Given exercise: Print, unchanged, the lines of the listing below from the line containing "bom-cell-code: 4YW2A.28 bbox=[862, 650, 930, 662]" through the line containing "front-wheel bbox=[287, 294, 369, 376]", and nothing else.

Entries shown:
....

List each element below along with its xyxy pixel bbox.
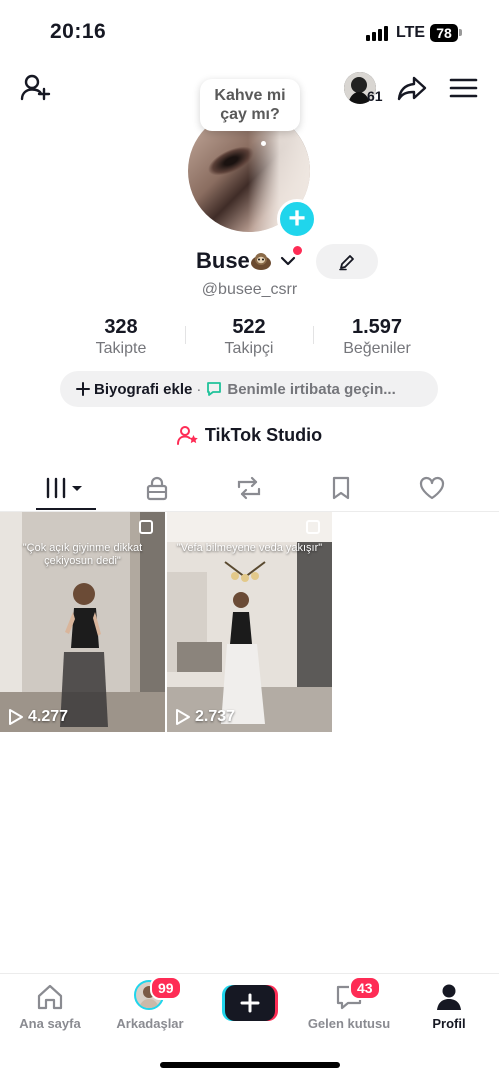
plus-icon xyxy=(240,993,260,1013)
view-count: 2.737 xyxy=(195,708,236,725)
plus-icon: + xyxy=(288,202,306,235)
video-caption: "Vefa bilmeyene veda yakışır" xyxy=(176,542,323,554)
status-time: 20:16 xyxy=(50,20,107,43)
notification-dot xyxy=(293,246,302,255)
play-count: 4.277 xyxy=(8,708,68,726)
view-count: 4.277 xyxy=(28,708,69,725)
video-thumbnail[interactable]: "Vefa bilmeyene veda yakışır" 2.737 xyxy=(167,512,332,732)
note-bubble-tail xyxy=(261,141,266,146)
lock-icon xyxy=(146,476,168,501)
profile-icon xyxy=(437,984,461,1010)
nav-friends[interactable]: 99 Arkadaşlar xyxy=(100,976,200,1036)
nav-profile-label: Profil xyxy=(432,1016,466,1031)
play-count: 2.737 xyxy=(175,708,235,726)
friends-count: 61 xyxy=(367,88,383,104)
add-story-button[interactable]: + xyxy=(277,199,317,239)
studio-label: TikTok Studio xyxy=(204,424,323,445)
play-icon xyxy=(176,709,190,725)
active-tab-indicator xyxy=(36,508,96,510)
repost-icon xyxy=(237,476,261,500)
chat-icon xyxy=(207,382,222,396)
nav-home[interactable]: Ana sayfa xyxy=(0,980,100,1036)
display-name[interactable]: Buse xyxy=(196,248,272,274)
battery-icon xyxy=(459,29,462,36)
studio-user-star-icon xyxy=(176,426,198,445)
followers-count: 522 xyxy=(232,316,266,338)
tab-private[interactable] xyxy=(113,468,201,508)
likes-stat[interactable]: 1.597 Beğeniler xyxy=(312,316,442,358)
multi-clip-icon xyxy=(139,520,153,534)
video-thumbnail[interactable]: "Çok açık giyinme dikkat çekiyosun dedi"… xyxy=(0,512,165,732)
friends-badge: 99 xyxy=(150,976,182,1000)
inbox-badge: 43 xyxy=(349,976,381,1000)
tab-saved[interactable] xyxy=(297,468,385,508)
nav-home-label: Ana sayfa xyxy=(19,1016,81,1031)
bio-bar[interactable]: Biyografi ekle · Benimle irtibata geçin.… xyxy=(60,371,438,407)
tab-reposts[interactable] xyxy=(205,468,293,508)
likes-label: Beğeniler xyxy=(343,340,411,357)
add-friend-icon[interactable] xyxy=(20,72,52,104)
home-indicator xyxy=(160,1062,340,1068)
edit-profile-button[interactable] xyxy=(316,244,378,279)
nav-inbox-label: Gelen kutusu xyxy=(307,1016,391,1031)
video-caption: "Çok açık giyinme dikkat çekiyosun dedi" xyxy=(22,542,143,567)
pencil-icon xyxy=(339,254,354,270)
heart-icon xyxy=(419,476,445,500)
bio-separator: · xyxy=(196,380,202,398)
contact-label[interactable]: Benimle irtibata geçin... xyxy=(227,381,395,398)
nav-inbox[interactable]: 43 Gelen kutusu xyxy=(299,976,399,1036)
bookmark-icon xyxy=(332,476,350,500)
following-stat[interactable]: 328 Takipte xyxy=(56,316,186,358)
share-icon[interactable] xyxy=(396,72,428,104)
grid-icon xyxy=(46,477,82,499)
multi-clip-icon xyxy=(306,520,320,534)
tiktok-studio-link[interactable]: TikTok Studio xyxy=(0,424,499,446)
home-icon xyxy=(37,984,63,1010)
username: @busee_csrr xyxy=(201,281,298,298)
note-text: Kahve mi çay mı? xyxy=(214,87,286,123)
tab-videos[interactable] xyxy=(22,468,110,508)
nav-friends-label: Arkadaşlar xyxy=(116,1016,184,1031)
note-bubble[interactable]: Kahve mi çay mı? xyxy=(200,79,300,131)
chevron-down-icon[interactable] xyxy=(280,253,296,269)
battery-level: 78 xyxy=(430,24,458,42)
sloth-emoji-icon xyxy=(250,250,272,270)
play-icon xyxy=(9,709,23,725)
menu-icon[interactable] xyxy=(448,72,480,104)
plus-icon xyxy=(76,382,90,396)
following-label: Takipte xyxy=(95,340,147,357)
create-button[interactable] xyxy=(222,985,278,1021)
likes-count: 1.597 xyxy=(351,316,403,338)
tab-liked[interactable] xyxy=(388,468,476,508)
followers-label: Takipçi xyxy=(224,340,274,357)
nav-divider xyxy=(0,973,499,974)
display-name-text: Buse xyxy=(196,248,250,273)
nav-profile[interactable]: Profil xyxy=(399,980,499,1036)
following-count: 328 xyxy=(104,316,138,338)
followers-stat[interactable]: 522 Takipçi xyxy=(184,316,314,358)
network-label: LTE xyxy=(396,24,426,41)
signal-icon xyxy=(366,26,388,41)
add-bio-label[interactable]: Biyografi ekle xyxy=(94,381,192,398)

....

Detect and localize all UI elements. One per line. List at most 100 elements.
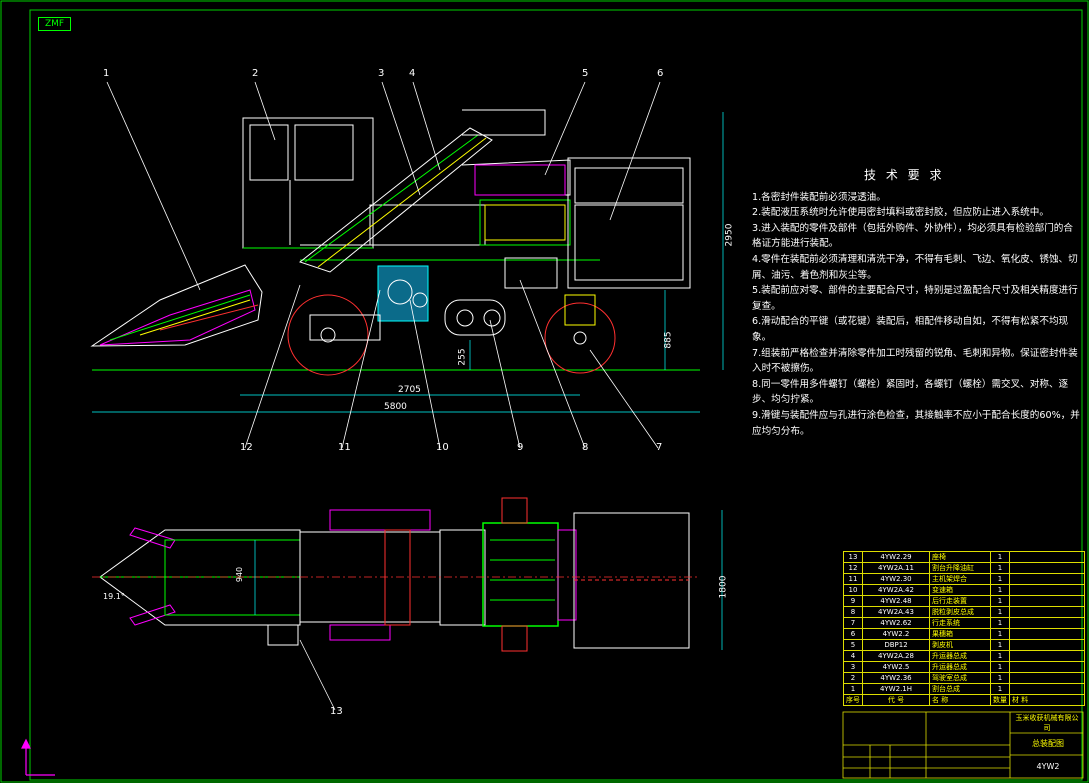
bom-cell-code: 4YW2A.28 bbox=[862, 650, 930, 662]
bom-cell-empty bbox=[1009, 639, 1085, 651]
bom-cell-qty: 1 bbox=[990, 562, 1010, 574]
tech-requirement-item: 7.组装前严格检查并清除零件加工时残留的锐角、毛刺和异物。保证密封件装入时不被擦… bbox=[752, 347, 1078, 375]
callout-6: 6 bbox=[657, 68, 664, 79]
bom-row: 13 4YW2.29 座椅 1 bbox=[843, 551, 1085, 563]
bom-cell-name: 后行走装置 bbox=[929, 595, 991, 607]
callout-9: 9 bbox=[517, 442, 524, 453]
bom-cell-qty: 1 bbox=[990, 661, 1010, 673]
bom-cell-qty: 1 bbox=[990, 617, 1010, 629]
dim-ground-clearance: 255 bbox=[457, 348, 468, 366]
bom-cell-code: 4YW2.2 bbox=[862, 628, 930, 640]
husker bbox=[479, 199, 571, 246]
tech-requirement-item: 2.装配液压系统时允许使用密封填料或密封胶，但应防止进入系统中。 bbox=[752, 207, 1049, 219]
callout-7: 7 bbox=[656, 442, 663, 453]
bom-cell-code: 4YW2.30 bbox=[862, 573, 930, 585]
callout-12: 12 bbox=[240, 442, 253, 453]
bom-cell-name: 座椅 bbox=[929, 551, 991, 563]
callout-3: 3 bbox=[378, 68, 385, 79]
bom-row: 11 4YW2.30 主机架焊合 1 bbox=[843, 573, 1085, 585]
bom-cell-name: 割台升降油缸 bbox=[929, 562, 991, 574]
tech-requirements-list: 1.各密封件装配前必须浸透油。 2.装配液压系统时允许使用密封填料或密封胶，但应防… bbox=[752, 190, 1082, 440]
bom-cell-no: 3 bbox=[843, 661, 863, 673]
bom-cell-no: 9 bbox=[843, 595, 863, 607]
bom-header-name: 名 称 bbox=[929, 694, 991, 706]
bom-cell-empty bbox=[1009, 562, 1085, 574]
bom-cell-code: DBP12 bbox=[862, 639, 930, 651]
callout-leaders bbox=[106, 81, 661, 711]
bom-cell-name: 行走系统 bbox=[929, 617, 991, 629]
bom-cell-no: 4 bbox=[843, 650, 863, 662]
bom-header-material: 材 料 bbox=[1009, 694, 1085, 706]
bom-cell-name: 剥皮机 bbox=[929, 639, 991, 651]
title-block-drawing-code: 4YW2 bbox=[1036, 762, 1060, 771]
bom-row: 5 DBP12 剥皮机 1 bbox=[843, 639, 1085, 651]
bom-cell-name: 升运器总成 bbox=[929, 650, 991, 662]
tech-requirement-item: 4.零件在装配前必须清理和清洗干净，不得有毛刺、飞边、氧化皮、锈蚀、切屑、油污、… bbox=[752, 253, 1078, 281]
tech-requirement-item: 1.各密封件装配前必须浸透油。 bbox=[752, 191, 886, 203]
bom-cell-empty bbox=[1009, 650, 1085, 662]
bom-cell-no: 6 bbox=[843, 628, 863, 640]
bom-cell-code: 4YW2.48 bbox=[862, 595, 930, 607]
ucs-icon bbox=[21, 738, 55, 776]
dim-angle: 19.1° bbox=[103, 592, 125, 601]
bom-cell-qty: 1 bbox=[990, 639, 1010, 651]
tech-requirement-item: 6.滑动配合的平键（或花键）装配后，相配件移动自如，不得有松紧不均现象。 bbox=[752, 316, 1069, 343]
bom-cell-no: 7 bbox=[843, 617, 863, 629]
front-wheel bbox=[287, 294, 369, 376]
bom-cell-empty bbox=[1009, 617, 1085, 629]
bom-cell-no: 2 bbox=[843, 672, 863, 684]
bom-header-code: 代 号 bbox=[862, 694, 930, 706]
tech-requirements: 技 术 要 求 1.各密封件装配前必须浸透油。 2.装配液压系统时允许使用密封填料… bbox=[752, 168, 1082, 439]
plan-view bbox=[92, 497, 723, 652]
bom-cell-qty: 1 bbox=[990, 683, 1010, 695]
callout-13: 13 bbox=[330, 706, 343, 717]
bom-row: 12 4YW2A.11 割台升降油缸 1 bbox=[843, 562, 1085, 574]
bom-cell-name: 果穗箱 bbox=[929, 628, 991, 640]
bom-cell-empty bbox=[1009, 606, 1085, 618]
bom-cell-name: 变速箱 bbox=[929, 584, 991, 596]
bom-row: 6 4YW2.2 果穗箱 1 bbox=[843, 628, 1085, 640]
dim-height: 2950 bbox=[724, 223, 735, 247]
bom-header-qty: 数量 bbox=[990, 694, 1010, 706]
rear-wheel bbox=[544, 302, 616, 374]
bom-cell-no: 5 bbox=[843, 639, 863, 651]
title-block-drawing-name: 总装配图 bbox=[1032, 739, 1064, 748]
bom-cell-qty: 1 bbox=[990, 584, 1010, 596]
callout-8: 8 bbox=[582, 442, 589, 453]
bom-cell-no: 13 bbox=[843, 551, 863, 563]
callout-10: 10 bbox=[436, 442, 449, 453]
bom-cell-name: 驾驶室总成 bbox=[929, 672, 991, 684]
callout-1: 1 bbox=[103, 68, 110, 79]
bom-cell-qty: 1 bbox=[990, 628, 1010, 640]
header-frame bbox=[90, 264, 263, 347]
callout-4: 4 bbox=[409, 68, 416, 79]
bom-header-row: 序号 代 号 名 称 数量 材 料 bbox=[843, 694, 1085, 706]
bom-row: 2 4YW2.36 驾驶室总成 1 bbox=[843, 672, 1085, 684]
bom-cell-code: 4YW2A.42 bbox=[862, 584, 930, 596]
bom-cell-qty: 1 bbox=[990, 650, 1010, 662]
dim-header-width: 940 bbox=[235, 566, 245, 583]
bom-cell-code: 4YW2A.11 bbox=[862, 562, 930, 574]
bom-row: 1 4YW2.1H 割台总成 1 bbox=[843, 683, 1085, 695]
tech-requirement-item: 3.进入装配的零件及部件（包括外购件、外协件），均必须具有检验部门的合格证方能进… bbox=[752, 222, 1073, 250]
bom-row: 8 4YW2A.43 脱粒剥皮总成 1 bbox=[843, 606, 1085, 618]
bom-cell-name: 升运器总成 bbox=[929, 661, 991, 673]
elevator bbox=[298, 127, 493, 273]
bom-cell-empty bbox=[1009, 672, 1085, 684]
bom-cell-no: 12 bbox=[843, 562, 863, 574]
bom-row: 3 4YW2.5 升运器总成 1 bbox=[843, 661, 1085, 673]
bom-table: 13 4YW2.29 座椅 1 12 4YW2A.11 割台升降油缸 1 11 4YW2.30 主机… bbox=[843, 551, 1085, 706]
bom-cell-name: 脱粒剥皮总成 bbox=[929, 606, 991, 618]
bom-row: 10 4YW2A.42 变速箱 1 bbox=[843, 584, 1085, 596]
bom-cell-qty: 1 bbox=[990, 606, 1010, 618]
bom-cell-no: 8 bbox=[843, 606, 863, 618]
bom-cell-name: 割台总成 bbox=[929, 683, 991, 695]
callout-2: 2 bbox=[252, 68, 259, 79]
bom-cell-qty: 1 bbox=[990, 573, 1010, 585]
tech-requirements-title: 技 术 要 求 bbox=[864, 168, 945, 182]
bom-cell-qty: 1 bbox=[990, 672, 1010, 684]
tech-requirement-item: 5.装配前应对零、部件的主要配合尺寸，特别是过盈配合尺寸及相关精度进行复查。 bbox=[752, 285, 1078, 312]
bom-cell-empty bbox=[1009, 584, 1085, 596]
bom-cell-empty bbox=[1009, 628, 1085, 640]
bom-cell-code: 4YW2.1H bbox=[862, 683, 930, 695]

....

Final result:
bom-cell-code: 4YW2A.28 bbox=[862, 650, 930, 662]
bom-cell-empty bbox=[1009, 639, 1085, 651]
bom-cell-qty: 1 bbox=[990, 562, 1010, 574]
tech-requirement-item: 7.组装前严格检查并清除零件加工时残留的锐角、毛刺和异物。保证密封件装入时不被擦… bbox=[752, 347, 1078, 375]
callout-6: 6 bbox=[657, 68, 664, 79]
bom-row: 13 4YW2.29 座椅 1 bbox=[843, 551, 1085, 563]
bom-cell-name: 后行走装置 bbox=[929, 595, 991, 607]
callout-9: 9 bbox=[517, 442, 524, 453]
bom-cell-qty: 1 bbox=[990, 661, 1010, 673]
bom-cell-qty: 1 bbox=[990, 617, 1010, 629]
dim-ground-clearance: 255 bbox=[457, 348, 468, 366]
bom-cell-code: 4YW2.2 bbox=[862, 628, 930, 640]
husker bbox=[479, 199, 571, 246]
tech-requirement-item: 2.装配液压系统时允许使用密封填料或密封胶，但应防止进入系统中。 bbox=[752, 207, 1049, 219]
callout-7: 7 bbox=[656, 442, 663, 453]
bom-cell-code: 4YW2.30 bbox=[862, 573, 930, 585]
callout-12: 12 bbox=[240, 442, 253, 453]
bom-cell-name: 座椅 bbox=[929, 551, 991, 563]
callout-3: 3 bbox=[378, 68, 385, 79]
bom-row: 11 4YW2.30 主机架焊合 1 bbox=[843, 573, 1085, 585]
bom-cell-name: 割台升降油缸 bbox=[929, 562, 991, 574]
tech-requirements-list: 1.各密封件装配前必须浸透油。 2.装配液压系统时允许使用密封填料或密封胶，但应防… bbox=[752, 190, 1082, 440]
bom-cell-no: 3 bbox=[843, 661, 863, 673]
bom-cell-no: 9 bbox=[843, 595, 863, 607]
bom-header-name: 名 称 bbox=[929, 694, 991, 706]
bom-cell-empty bbox=[1009, 562, 1085, 574]
bom-cell-code: DBP12 bbox=[862, 639, 930, 651]
callout-leaders bbox=[106, 81, 661, 711]
bom-cell-name: 行走系统 bbox=[929, 617, 991, 629]
bom-cell-no: 4 bbox=[843, 650, 863, 662]
bom-header-material: 材 料 bbox=[1009, 694, 1085, 706]
bom-cell-name: 剥皮机 bbox=[929, 639, 991, 651]
title-block-drawing-code: 4YW2 bbox=[1036, 762, 1060, 771]
bom-row: 5 DBP12 剥皮机 1 bbox=[843, 639, 1085, 651]
bom-cell-name: 升运器总成 bbox=[929, 650, 991, 662]
tech-requirement-item: 4.零件在装配前必须清理和清洗干净，不得有毛刺、飞边、氧化皮、锈蚀、切屑、油污、… bbox=[752, 253, 1078, 281]
tech-requirement-item: 1.各密封件装配前必须浸透油。 bbox=[752, 191, 886, 203]
bom-cell-empty bbox=[1009, 650, 1085, 662]
bom-cell-no: 6 bbox=[843, 628, 863, 640]
bom-cell-code: 4YW2.48 bbox=[862, 595, 930, 607]
ucs-icon bbox=[21, 738, 55, 776]
dim-angle: 19.1° bbox=[103, 592, 125, 601]
bom-cell-qty: 1 bbox=[990, 639, 1010, 651]
tech-requirement-item: 6.滑动配合的平键（或花键）装配后，相配件移动自如，不得有松紧不均现象。 bbox=[752, 316, 1069, 343]
bom-cell-no: 7 bbox=[843, 617, 863, 629]
front-wheel bbox=[287, 294, 369, 376]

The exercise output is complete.